### Source material ###

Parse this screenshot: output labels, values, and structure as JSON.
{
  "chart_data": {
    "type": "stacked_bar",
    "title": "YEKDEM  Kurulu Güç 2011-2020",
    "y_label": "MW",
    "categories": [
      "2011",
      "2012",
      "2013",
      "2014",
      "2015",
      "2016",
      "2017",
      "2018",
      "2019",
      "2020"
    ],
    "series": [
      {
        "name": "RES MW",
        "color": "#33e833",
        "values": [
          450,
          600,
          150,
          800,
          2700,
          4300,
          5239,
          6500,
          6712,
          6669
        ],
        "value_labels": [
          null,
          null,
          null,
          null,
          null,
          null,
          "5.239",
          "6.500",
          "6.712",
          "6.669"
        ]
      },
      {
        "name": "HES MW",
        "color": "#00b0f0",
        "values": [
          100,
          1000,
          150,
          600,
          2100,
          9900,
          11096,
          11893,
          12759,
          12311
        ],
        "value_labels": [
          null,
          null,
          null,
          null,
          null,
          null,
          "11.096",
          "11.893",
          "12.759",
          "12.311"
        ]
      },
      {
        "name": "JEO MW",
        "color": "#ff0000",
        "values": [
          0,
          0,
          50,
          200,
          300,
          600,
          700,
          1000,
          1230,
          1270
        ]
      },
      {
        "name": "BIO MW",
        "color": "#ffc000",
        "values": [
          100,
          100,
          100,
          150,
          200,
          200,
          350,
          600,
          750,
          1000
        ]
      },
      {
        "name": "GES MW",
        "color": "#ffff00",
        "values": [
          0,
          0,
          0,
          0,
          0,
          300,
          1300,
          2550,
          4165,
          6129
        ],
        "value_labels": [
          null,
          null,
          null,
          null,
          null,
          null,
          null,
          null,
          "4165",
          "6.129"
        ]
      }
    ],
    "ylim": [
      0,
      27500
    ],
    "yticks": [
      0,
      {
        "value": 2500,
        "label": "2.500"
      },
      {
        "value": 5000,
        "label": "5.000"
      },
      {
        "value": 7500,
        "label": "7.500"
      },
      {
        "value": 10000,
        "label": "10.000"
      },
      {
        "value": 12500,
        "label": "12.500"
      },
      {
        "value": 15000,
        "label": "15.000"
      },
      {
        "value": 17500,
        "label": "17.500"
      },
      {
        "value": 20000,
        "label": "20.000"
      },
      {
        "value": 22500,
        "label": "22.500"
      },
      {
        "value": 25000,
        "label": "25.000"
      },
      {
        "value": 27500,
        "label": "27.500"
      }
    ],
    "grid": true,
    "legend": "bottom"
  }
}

###

[Exercise aim] Take the entries above and transcribe them in full.

[Task output]
Parse this screenshot: output labels, values, and structure as JSON.
{
  "chart_data": {
    "type": "stacked_bar",
    "title": "YEKDEM  Kurulu Güç 2011-2020",
    "y_label": "MW",
    "categories": [
      "2011",
      "2012",
      "2013",
      "2014",
      "2015",
      "2016",
      "2017",
      "2018",
      "2019",
      "2020"
    ],
    "series": [
      {
        "name": "RES MW",
        "color": "#33e833",
        "values": [
          450,
          600,
          150,
          800,
          2700,
          4300,
          5239,
          6500,
          6712,
          6669
        ],
        "value_labels": [
          null,
          null,
          null,
          null,
          null,
          null,
          "5.239",
          "6.500",
          "6.712",
          "6.669"
        ]
      },
      {
        "name": "HES MW",
        "color": "#00b0f0",
        "values": [
          100,
          1000,
          150,
          600,
          2100,
          9900,
          11096,
          11893,
          12759,
          12311
        ],
        "value_labels": [
          null,
          null,
          null,
          null,
          null,
          null,
          "11.096",
          "11.893",
          "12.759",
          "12.311"
        ]
      },
      {
        "name": "JEO MW",
        "color": "#ff0000",
        "values": [
          0,
          0,
          50,
          200,
          300,
          600,
          700,
          1000,
          1230,
          1270
        ]
      },
      {
        "name": "BIO MW",
        "color": "#ffc000",
        "values": [
          100,
          100,
          100,
          150,
          200,
          200,
          350,
          600,
          750,
          1000
        ]
      },
      {
        "name": "GES MW",
        "color": "#ffff00",
        "values": [
          0,
          0,
          0,
          0,
          0,
          300,
          1300,
          2550,
          4165,
          6129
        ],
        "value_labels": [
          null,
          null,
          null,
          null,
          null,
          null,
          null,
          null,
          "4165",
          "6.129"
        ]
      }
    ],
    "ylim": [
      0,
      27500
    ],
    "yticks": [
      0,
      {
        "value": 2500,
        "label": "2.500"
      },
      {
        "value": 5000,
        "label": "5.000"
      },
      {
        "value": 7500,
        "label": "7.500"
      },
      {
        "value": 10000,
        "label": "10.000"
      },
      {
        "value": 12500,
        "label": "12.500"
      },
      {
        "value": 15000,
        "label": "15.000"
      },
      {
        "value": 17500,
        "label": "17.500"
      },
      {
        "value": 20000,
        "label": "20.000"
      },
      {
        "value": 22500,
        "label": "22.500"
      },
      {
        "value": 25000,
        "label": "25.000"
      },
      {
        "value": 27500,
        "label": "27.500"
      }
    ],
    "grid": true,
    "legend": "bottom"
  }
}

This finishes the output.